What is asked: Search the records that follow and extract every line containing the string "Métodos".

○ ○ ○

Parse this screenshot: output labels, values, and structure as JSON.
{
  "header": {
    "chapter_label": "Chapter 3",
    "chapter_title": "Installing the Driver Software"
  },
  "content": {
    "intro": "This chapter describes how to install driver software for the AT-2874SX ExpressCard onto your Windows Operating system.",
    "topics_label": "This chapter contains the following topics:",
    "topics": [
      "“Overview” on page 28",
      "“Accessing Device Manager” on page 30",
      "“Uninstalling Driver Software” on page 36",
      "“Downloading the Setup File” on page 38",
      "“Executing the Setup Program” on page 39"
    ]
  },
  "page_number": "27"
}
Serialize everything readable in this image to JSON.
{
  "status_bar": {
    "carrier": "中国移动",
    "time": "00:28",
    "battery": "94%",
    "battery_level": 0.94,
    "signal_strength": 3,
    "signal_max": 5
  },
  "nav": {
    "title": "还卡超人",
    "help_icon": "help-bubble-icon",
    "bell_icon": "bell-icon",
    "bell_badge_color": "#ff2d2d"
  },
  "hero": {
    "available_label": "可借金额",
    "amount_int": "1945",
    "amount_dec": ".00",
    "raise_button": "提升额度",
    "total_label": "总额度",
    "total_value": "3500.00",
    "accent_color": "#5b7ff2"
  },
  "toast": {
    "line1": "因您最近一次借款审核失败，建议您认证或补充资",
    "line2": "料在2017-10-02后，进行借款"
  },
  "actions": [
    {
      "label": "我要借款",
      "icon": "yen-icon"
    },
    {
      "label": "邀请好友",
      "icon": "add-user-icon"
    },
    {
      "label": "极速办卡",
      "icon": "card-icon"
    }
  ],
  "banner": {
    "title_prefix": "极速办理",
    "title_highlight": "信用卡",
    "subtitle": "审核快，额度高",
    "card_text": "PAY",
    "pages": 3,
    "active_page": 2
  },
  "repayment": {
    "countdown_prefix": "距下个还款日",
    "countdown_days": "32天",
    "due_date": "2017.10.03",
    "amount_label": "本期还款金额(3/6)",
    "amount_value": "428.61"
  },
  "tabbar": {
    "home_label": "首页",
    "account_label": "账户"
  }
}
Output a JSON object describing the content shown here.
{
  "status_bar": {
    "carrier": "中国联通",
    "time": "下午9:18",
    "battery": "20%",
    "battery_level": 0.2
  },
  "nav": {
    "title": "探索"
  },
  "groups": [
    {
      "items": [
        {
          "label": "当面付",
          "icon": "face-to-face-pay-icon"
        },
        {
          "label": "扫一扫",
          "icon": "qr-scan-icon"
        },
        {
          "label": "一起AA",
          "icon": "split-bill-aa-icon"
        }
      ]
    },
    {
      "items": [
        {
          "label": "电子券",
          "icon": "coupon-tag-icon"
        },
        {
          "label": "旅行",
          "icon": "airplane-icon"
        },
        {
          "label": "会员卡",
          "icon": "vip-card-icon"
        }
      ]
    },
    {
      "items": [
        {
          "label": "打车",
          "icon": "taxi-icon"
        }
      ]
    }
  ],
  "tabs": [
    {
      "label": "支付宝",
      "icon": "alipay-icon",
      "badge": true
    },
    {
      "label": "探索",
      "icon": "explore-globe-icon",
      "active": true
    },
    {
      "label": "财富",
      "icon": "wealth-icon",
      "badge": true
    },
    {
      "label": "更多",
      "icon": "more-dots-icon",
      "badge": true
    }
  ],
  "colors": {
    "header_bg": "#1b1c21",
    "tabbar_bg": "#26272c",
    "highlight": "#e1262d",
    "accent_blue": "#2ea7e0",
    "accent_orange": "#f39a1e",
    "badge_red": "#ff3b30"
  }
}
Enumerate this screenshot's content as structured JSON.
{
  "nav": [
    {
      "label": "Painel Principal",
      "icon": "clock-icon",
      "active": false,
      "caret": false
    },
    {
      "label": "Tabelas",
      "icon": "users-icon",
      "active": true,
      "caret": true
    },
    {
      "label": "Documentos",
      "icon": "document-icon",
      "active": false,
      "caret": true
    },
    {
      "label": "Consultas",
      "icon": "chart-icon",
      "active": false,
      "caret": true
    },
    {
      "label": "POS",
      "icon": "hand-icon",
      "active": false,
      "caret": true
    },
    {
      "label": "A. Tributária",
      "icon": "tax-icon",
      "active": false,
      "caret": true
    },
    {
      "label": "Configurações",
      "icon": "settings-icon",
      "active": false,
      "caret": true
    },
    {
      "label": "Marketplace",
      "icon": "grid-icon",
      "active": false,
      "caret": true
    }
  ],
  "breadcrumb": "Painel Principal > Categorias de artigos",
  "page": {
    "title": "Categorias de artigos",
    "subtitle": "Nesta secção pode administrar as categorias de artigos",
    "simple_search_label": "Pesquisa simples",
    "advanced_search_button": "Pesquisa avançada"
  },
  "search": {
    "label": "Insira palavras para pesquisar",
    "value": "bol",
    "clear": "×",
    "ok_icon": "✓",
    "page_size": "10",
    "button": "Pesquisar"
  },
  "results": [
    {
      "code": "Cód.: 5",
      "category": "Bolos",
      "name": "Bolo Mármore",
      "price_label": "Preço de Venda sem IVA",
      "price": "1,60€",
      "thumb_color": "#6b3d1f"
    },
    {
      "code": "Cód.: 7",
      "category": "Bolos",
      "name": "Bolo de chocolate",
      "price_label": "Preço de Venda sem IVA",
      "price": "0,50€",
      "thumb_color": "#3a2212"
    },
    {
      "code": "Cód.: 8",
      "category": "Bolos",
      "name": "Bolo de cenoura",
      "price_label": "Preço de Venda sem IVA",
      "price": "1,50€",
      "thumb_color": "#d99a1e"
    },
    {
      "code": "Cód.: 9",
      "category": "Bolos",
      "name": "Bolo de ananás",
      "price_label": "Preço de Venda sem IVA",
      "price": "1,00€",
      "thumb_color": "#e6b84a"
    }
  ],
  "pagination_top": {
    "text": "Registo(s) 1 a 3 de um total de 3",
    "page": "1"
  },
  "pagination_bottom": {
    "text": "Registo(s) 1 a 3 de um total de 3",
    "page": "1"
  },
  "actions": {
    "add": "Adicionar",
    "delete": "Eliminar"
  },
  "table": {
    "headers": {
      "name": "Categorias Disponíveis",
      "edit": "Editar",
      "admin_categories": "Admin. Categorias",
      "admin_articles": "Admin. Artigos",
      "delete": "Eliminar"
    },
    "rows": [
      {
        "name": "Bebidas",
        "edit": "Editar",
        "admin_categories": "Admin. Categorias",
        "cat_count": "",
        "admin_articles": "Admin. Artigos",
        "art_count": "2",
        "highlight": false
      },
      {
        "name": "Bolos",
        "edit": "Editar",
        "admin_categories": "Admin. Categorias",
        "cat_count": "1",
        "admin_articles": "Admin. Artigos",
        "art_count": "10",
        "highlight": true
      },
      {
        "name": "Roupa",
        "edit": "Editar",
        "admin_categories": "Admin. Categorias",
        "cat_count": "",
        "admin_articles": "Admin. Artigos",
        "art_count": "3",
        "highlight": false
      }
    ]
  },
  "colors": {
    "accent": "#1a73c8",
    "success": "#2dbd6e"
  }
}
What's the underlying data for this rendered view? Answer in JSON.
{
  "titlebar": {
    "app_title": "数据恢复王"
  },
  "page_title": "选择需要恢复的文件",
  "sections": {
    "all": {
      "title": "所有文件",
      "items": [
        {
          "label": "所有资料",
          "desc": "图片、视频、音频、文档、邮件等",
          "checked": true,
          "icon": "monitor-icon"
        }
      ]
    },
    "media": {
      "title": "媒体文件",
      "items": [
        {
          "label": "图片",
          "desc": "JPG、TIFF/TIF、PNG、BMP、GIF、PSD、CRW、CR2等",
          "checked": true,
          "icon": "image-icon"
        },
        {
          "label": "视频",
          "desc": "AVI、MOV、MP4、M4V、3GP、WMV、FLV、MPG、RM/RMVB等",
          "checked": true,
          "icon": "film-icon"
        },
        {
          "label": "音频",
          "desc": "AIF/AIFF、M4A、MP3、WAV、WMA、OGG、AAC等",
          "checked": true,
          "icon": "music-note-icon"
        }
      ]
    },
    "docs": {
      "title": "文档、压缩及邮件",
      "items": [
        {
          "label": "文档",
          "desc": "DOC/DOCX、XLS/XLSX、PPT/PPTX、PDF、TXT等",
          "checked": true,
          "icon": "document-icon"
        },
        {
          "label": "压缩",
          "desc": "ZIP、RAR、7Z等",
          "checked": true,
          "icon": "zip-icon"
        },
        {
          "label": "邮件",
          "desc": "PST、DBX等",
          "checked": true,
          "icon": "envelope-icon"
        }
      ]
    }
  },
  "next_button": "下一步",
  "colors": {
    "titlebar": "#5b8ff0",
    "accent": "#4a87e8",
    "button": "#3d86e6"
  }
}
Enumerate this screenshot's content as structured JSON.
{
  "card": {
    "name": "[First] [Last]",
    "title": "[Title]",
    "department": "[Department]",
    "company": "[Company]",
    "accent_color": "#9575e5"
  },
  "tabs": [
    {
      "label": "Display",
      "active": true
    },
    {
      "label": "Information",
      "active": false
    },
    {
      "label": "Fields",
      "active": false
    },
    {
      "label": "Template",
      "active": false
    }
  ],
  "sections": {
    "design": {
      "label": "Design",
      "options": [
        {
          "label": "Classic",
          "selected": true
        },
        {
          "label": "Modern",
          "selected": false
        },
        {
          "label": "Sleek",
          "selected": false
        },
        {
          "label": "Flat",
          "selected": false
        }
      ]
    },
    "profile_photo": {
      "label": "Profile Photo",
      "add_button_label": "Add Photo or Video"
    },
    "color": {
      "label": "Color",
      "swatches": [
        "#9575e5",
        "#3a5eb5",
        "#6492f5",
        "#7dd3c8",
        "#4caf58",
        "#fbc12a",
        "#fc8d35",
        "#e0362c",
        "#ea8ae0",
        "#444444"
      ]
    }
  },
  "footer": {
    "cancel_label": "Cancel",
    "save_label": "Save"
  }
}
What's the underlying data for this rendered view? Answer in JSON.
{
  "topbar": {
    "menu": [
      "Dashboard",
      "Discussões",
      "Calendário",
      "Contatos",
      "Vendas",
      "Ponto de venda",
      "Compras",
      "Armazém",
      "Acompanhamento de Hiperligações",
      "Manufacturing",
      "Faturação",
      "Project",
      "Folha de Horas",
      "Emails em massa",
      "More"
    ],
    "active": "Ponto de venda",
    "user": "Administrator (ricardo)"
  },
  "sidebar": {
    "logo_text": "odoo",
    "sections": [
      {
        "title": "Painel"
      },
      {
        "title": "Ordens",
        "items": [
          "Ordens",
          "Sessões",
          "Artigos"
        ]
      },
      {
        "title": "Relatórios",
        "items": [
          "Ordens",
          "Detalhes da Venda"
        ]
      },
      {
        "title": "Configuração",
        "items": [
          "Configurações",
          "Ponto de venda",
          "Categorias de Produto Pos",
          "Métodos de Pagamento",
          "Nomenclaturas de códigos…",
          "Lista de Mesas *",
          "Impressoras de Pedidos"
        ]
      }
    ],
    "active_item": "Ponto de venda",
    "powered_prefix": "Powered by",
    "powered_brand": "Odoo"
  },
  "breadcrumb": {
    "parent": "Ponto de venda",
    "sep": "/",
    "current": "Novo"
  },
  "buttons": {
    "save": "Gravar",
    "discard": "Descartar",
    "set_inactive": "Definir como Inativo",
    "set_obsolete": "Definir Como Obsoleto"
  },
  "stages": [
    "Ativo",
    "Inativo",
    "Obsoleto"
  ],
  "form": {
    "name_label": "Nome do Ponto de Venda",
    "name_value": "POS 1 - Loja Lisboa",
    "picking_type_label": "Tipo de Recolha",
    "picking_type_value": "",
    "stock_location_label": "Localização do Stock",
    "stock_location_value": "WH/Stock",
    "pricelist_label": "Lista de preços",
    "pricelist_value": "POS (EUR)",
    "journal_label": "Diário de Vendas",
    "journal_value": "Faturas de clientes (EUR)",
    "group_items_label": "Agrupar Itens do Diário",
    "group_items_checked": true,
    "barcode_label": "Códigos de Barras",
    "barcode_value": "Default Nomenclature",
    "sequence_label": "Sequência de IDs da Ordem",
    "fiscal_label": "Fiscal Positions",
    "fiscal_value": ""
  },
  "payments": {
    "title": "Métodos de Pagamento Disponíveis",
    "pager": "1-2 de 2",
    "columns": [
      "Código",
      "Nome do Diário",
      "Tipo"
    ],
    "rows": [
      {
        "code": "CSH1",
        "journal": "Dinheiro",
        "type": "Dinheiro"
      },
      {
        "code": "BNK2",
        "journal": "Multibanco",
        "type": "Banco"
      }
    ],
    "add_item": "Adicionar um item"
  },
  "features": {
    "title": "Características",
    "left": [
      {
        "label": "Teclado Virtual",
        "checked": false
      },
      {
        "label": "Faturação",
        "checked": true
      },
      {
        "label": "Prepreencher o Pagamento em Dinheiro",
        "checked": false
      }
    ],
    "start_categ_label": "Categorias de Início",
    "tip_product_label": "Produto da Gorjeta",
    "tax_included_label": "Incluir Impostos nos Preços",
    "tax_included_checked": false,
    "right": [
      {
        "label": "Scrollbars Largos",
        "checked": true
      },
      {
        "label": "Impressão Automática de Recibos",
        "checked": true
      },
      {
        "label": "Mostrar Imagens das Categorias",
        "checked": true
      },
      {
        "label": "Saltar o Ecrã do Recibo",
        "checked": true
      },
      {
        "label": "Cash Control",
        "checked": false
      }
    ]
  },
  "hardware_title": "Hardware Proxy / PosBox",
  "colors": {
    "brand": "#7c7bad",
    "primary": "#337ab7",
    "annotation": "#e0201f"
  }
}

○ ○ ○

Written response:
          "Métodos de Pagamento",
    "title": "Métodos de Pagamento Disponíveis",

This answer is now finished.